**Task material:**
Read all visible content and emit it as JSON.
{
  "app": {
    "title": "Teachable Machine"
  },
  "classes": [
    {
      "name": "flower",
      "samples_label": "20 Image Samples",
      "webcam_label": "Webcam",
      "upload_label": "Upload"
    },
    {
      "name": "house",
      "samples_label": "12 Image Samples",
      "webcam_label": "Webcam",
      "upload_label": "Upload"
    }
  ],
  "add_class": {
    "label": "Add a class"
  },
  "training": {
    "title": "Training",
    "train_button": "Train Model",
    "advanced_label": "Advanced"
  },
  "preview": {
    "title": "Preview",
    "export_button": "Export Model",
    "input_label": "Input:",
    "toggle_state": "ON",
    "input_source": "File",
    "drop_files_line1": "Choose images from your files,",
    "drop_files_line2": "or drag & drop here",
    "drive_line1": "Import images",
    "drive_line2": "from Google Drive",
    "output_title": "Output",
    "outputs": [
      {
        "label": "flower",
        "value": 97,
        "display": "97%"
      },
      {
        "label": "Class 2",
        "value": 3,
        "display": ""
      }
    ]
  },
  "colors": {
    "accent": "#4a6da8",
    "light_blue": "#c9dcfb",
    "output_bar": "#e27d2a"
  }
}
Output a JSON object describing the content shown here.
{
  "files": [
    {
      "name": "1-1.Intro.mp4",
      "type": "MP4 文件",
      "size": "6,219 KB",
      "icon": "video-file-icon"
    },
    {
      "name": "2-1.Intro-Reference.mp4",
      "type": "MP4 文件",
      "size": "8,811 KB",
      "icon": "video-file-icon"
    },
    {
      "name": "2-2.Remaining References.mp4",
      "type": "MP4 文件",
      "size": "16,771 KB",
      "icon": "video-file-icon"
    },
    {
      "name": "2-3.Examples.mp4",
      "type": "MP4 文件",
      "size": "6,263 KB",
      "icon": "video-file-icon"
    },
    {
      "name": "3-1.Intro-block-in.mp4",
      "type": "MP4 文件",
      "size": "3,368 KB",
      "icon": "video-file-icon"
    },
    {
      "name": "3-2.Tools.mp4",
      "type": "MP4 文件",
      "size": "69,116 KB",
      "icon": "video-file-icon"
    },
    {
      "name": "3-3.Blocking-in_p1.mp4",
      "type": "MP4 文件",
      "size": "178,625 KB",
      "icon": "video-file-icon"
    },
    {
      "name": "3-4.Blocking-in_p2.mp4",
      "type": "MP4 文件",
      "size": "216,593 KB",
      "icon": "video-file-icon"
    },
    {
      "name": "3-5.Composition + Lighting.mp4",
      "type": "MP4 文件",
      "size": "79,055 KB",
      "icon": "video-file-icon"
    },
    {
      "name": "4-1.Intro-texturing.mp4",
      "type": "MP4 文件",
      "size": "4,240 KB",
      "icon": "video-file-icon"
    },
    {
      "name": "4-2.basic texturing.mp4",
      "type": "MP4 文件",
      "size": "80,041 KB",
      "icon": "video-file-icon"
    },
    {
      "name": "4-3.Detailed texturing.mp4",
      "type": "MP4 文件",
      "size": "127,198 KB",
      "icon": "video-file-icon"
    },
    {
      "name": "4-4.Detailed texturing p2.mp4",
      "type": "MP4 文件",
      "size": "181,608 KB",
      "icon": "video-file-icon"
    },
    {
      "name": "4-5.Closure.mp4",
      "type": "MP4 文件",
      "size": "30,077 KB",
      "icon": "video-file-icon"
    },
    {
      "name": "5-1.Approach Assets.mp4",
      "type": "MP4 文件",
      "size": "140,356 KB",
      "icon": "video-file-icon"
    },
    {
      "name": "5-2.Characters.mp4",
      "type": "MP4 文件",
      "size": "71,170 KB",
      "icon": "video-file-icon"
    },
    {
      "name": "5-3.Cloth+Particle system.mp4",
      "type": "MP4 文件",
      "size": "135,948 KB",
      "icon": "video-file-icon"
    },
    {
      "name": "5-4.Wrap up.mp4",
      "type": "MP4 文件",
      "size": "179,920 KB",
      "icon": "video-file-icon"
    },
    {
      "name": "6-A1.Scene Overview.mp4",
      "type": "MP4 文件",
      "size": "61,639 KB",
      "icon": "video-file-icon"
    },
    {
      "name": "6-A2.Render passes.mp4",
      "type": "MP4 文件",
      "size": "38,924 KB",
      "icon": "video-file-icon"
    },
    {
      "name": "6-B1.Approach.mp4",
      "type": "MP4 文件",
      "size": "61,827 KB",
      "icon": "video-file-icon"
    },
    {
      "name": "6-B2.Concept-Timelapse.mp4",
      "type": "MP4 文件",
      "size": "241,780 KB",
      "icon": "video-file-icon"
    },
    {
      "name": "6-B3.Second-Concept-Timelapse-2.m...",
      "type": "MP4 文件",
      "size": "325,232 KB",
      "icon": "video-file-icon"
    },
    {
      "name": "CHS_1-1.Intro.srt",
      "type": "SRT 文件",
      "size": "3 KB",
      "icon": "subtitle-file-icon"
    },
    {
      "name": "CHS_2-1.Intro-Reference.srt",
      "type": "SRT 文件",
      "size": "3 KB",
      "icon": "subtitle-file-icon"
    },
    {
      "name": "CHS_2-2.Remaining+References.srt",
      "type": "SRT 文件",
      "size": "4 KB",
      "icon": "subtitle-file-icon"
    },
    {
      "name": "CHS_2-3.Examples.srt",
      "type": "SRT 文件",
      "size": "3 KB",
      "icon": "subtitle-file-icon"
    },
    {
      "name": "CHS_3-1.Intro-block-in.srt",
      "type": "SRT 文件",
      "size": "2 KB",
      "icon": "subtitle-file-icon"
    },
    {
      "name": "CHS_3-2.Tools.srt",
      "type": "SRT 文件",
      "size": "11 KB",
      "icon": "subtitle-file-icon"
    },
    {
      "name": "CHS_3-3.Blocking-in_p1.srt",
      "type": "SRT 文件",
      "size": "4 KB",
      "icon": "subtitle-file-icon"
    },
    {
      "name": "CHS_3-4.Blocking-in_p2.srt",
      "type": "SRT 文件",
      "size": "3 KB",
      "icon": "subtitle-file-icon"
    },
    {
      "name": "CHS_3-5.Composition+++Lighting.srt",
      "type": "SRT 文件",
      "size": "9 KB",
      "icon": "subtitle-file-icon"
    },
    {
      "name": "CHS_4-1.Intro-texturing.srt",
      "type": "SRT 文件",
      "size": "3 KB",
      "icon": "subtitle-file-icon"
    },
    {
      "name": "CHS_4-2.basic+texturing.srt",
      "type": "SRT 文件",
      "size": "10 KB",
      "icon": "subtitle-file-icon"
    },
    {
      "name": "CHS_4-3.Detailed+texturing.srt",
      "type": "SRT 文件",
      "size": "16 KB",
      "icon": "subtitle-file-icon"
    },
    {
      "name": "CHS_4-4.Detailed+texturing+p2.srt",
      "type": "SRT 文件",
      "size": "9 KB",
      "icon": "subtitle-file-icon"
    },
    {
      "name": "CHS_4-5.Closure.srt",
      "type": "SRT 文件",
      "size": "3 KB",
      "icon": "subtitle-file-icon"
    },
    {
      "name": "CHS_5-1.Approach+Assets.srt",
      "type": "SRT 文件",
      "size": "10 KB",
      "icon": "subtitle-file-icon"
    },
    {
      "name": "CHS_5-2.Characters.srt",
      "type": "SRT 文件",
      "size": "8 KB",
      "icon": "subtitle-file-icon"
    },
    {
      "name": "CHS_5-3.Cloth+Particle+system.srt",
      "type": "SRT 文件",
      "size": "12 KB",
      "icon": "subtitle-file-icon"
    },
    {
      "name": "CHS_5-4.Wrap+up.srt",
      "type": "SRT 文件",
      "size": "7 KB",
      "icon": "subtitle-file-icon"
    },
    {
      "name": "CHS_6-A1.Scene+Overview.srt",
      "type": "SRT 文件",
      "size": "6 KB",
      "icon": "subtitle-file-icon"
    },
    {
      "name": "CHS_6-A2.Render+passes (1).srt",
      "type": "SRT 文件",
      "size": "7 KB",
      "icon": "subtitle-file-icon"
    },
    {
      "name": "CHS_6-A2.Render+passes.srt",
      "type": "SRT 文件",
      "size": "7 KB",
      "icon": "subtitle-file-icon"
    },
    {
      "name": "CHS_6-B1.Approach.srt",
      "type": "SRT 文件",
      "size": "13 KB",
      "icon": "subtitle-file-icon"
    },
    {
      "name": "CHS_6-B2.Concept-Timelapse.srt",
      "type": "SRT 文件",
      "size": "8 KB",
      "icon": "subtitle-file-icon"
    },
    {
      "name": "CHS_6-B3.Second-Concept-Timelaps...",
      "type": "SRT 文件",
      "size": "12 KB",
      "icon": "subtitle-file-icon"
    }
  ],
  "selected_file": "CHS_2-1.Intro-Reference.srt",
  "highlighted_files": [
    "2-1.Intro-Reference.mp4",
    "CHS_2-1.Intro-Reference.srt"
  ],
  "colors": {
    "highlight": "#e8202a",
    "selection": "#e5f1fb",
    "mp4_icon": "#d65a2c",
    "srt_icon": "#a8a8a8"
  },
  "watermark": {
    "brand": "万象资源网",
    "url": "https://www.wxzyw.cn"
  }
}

**What is expected:** From the data above, work out how many lines contain the string "Lighting" and reply with only the number.

**Complete response:** 2